Search the material and gather each line with "Meteorology" in it.
-- Start of MATERIAL PROVIDED --
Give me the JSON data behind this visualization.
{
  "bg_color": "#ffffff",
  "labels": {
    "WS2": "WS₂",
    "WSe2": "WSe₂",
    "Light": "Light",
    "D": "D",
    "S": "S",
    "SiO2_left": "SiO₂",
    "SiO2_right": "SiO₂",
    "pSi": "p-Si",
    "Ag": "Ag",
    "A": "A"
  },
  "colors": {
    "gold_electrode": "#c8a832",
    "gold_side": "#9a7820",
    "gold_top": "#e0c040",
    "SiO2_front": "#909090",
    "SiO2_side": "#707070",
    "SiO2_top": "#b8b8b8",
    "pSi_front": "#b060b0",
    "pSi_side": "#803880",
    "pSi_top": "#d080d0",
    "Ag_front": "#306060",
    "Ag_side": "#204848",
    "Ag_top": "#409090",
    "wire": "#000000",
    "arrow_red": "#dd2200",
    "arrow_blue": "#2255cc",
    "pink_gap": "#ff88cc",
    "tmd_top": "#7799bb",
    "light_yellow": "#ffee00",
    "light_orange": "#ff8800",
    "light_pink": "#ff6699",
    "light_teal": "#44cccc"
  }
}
-- End of MATERIAL PROVIDED --
-- Start of MATERIAL PROVIDED --
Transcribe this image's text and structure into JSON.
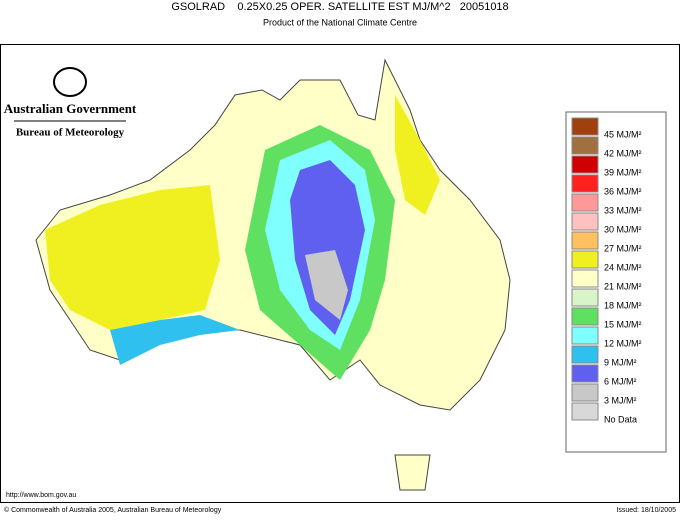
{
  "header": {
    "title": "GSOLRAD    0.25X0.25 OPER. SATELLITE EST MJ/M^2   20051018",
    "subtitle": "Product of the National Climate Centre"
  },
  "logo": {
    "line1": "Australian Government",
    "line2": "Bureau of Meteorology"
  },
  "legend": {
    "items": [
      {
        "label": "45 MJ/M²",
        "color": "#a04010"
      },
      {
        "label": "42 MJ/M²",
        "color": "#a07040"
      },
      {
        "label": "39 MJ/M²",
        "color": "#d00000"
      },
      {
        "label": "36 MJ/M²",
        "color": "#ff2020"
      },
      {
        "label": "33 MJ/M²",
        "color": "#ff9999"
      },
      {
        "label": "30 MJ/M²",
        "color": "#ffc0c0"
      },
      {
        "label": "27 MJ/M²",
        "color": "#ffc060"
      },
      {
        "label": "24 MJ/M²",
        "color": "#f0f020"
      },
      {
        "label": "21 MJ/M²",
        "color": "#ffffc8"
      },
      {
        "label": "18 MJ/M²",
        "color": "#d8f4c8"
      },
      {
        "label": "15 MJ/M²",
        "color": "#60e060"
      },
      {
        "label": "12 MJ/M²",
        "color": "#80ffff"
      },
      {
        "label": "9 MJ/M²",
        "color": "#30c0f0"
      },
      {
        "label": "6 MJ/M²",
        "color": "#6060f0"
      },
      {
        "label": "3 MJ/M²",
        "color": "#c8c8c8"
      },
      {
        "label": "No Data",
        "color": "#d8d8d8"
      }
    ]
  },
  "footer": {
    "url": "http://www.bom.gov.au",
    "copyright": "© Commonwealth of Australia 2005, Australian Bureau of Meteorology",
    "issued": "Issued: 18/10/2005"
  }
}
-- End of MATERIAL PROVIDED --
-- Start of MATERIAL PROVIDED --
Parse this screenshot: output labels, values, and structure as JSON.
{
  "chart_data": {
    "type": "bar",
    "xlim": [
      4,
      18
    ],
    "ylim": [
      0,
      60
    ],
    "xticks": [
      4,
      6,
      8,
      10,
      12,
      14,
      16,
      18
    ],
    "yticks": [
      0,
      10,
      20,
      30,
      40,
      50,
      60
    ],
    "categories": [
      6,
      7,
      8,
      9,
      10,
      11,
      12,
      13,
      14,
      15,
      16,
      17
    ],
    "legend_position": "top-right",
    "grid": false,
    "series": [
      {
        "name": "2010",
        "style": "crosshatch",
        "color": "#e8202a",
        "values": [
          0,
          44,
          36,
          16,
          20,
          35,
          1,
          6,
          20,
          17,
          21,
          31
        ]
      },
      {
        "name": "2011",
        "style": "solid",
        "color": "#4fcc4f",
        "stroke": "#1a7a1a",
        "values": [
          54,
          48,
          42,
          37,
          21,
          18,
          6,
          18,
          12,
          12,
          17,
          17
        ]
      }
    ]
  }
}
-- End of MATERIAL PROVIDED --
### THE ANSWER:
    "line2": "Bureau of Meteorology"
    "copyright": "© Commonwealth of Australia 2005, Australian Bureau of Meteorology",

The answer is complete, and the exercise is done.